━━━ Supplied data
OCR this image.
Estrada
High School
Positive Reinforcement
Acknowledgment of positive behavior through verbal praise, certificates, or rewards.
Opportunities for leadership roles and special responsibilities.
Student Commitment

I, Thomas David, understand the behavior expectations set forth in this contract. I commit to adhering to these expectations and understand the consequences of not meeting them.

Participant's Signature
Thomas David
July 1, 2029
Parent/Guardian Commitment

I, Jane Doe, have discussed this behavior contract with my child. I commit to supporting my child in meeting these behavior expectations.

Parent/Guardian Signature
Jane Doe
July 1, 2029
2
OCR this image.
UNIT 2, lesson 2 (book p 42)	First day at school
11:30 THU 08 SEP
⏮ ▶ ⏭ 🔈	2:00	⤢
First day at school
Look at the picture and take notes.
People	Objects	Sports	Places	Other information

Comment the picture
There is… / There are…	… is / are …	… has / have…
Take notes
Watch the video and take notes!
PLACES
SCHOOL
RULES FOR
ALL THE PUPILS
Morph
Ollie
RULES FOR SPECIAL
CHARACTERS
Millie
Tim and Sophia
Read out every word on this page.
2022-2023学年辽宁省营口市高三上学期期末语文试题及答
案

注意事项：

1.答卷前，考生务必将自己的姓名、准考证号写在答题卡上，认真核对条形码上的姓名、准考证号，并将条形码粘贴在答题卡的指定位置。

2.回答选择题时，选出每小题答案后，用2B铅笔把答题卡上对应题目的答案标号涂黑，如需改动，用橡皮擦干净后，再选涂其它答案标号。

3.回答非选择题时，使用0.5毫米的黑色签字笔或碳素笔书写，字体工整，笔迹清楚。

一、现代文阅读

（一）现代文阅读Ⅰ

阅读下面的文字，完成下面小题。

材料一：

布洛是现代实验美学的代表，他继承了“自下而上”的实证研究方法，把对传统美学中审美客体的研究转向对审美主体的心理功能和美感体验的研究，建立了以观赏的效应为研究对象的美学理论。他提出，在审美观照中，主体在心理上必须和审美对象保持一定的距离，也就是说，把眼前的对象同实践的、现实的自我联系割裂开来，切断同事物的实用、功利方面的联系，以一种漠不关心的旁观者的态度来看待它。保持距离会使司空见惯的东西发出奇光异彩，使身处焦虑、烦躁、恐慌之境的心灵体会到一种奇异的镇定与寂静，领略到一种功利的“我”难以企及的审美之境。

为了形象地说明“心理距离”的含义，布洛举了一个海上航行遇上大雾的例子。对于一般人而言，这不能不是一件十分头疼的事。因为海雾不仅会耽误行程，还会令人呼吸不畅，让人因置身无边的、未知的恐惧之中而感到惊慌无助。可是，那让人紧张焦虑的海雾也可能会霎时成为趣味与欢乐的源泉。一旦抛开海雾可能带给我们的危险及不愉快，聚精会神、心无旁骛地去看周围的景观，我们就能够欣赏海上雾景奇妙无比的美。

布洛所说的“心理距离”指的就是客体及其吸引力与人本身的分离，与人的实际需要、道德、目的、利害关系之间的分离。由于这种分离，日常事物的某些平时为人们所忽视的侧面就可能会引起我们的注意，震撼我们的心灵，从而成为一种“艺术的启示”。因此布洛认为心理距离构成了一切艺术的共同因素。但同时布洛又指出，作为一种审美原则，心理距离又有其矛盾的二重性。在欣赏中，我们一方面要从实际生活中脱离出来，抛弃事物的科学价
━━━━━━
- Set task
Find the string "Thomas" in the entries above and return each line that holds it.

- Answer to this task
I, Thomas David, understand the behavior expectations set forth in this contract. I commit to adhering to these expectations and understand the consequences of not meeting them.
Thomas David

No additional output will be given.